◆ What you will do
Extract each line from the entries below that has the string "tracing" in it.

◆ Data for this exercise
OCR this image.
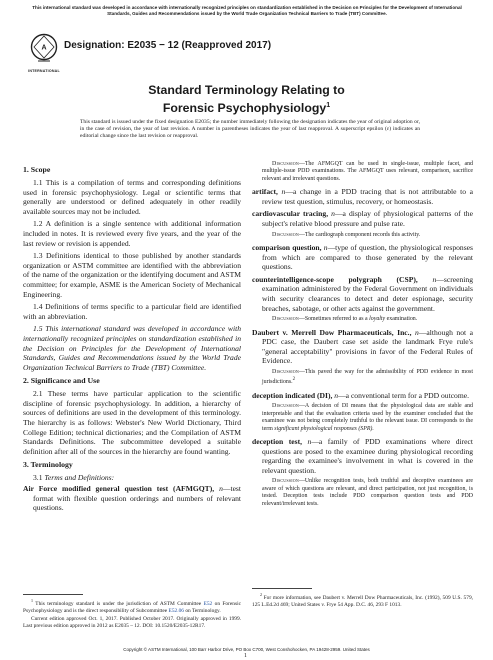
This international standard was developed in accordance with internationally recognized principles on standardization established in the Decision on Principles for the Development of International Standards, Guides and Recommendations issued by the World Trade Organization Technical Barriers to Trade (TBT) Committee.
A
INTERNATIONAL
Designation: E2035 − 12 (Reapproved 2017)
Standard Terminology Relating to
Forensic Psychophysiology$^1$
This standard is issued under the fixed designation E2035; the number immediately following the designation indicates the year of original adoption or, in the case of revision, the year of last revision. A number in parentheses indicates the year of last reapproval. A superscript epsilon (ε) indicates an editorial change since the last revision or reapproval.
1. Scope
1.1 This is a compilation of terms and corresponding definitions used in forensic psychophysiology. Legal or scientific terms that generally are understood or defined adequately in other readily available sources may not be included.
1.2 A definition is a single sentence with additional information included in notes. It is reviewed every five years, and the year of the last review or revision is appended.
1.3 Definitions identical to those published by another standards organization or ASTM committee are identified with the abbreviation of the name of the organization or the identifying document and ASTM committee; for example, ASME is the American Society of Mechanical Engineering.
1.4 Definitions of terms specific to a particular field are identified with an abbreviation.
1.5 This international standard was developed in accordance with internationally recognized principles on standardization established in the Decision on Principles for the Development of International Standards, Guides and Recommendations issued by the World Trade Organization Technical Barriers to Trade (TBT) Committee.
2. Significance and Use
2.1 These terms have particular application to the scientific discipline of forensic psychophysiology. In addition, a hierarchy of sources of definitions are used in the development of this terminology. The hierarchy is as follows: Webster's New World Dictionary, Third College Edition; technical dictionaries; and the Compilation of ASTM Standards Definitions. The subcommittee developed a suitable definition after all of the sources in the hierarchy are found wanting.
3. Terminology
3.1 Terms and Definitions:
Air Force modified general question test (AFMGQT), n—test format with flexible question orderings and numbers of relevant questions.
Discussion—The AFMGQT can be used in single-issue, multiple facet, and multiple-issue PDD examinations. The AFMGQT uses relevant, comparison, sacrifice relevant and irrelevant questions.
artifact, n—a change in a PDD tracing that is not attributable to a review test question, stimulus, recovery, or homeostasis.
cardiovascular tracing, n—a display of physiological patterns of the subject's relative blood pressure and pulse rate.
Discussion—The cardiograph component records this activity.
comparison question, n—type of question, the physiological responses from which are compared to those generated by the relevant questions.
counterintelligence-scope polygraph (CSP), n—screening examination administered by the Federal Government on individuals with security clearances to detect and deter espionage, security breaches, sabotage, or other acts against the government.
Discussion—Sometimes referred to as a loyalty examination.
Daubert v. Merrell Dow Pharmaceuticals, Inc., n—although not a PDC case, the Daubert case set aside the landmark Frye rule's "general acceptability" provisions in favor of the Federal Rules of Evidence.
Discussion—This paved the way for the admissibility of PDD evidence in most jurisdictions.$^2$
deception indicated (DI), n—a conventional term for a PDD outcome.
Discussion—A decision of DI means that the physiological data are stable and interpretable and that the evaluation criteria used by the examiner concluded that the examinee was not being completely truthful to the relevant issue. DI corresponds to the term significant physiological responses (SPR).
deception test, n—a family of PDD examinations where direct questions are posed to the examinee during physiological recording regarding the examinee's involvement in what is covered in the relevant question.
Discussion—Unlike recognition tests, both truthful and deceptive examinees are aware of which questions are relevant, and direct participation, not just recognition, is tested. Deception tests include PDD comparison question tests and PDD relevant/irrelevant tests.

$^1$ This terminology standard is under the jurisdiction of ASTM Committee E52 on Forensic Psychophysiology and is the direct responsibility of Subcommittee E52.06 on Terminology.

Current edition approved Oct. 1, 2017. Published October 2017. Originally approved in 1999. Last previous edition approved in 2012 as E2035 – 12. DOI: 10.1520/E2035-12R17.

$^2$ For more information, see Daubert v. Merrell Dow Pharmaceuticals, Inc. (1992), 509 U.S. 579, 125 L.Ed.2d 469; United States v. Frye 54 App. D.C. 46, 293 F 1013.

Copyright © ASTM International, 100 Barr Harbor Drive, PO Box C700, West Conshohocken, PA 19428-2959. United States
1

* * *

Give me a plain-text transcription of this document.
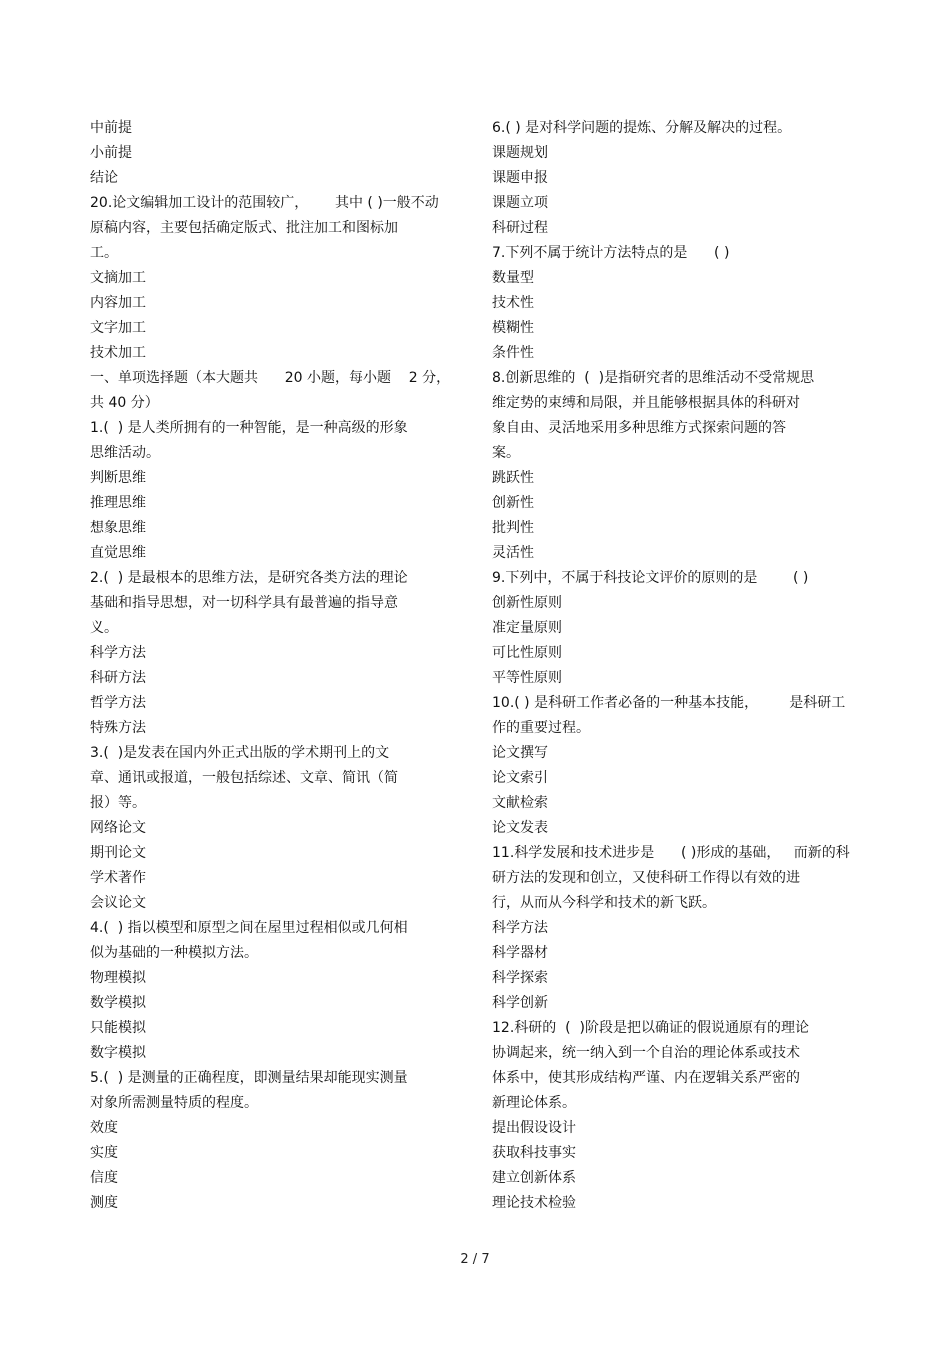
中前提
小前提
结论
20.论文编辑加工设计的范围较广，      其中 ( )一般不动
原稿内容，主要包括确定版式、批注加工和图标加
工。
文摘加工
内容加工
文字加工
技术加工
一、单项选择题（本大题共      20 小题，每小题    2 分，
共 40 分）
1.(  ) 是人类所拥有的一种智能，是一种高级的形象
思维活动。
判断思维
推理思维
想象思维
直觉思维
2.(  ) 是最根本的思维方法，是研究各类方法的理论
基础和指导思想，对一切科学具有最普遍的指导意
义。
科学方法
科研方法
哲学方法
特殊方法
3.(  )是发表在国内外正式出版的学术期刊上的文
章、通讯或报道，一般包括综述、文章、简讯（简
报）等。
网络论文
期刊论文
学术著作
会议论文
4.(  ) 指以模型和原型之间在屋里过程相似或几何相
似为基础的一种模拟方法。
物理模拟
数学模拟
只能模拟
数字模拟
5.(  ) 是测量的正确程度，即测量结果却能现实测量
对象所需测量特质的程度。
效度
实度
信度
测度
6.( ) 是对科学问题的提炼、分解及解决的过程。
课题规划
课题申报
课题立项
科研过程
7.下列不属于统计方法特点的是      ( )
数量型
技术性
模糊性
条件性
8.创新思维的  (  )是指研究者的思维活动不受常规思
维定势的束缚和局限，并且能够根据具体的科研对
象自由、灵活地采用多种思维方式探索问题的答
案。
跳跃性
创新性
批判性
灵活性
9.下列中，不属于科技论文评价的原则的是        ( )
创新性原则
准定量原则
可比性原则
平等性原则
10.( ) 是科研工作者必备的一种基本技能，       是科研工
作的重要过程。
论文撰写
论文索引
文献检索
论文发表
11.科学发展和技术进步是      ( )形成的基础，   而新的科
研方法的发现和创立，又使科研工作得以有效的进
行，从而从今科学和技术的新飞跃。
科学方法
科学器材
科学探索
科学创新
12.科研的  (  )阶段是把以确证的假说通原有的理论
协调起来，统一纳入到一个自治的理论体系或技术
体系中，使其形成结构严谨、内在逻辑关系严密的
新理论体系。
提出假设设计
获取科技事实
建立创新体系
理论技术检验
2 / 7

◆ The output
artifact, n—a change in a PDD tracing that is not attributable to a review test question, stimulus, recovery, or homeostasis.
cardiovascular tracing, n—a display of physiological patterns of the subject's relative blood pressure and pulse rate.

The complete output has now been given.